Exercise task: Going through the material below, please gather all lines with the word "sélectionnée" in them.

[BEGIN]

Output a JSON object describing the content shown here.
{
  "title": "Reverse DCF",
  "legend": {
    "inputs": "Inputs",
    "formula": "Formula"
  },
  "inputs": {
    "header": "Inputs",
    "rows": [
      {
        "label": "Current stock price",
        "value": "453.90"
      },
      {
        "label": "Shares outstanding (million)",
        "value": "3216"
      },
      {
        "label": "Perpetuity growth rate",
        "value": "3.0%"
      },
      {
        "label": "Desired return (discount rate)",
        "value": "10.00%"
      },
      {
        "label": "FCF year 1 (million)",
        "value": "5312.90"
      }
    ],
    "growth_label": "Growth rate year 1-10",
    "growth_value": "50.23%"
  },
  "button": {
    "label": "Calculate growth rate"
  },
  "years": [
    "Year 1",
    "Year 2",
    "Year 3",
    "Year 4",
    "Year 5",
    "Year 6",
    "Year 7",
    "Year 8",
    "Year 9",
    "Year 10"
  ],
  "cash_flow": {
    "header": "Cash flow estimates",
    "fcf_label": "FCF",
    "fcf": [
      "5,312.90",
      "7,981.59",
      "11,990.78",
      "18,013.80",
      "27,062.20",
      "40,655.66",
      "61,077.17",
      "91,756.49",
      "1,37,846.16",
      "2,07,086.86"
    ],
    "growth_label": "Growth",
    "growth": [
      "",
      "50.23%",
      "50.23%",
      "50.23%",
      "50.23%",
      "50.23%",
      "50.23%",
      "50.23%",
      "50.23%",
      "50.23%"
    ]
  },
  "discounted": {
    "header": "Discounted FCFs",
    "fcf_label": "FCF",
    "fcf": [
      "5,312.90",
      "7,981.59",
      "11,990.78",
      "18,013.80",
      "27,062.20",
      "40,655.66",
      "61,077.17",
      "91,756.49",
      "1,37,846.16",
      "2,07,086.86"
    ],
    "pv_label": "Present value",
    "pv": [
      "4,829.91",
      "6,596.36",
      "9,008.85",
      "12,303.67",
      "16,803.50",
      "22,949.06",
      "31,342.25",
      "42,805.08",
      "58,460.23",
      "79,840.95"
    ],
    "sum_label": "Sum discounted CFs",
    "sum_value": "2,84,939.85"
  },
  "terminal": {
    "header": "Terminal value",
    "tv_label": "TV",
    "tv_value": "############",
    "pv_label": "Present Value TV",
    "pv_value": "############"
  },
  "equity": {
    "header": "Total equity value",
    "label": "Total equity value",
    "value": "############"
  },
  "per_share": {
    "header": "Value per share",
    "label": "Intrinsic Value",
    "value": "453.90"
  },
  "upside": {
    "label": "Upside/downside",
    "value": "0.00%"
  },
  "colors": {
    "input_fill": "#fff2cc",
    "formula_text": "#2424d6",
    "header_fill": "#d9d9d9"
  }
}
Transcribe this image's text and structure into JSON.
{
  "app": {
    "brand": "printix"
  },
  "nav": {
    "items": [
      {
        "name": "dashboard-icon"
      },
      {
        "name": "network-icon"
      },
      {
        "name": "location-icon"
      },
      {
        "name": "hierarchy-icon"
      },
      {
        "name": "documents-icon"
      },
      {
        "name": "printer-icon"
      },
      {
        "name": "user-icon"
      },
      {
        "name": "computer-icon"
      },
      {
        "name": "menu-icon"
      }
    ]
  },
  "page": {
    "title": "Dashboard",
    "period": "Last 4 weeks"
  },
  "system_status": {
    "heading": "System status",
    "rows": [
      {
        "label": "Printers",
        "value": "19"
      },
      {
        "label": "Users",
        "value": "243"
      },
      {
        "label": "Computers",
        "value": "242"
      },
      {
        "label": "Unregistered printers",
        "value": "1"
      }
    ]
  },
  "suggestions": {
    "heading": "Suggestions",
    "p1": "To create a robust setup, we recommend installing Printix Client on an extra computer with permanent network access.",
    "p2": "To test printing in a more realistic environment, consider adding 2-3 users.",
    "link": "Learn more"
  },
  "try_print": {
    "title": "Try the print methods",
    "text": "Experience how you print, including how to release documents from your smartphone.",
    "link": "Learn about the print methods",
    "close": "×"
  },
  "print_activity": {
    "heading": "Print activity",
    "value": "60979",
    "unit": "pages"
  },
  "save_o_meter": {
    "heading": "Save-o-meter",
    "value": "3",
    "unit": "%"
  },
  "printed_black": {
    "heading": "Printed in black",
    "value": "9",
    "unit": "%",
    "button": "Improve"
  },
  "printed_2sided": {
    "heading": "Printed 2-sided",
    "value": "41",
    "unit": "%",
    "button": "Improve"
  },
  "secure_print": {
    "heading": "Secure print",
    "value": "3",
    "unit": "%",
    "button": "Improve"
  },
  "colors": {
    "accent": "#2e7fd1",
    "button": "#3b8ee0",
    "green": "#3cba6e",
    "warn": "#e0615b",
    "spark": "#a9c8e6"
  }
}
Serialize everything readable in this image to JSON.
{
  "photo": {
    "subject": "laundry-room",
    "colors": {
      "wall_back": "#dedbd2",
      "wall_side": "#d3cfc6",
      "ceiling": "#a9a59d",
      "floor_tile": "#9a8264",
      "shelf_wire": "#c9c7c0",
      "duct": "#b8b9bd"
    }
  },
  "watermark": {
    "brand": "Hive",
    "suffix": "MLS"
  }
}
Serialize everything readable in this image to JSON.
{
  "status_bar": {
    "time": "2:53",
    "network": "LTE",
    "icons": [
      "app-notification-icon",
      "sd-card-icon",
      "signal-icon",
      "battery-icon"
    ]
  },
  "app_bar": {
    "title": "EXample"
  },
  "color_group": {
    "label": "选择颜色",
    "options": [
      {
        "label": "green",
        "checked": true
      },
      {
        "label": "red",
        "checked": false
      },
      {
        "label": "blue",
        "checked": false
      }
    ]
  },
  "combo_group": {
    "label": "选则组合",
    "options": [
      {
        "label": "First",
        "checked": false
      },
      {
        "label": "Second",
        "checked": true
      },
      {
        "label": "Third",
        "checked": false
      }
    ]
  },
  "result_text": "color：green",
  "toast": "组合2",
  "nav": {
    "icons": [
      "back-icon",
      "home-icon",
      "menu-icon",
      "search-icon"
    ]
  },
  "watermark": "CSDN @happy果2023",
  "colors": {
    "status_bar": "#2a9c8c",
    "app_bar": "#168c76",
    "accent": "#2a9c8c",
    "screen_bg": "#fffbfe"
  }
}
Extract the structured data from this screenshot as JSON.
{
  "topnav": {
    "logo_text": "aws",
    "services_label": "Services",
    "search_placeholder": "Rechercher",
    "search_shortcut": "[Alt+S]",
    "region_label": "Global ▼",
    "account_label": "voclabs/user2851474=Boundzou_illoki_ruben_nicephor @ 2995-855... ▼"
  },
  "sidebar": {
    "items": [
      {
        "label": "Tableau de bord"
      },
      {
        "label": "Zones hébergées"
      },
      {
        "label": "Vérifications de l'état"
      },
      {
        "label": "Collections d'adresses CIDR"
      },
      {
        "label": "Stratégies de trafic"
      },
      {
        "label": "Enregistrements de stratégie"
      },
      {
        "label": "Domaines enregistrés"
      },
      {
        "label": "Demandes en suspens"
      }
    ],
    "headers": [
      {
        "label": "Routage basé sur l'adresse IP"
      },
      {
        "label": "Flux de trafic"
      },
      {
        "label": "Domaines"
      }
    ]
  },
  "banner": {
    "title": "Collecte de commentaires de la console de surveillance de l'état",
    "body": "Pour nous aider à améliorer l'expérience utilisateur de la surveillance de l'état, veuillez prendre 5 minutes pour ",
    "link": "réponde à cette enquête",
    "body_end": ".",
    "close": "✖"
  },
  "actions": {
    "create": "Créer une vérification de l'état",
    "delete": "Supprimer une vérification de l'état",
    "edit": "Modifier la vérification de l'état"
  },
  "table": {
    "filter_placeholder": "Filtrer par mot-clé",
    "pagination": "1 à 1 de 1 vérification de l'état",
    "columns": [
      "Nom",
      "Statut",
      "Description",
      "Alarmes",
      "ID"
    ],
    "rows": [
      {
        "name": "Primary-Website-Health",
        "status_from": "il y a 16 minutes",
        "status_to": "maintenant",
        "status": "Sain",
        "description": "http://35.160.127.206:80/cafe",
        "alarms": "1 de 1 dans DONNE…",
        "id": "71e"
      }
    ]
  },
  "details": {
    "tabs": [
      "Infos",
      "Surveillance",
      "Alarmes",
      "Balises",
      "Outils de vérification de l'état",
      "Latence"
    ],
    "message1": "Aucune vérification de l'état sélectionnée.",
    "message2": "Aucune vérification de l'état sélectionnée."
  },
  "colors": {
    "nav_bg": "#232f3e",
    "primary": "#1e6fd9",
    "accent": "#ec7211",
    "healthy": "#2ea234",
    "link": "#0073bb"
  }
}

[END]

Task result:
    "message1": "Aucune vérification de l'état sélectionnée.",
    "message2": "Aucune vérification de l'état sélectionnée."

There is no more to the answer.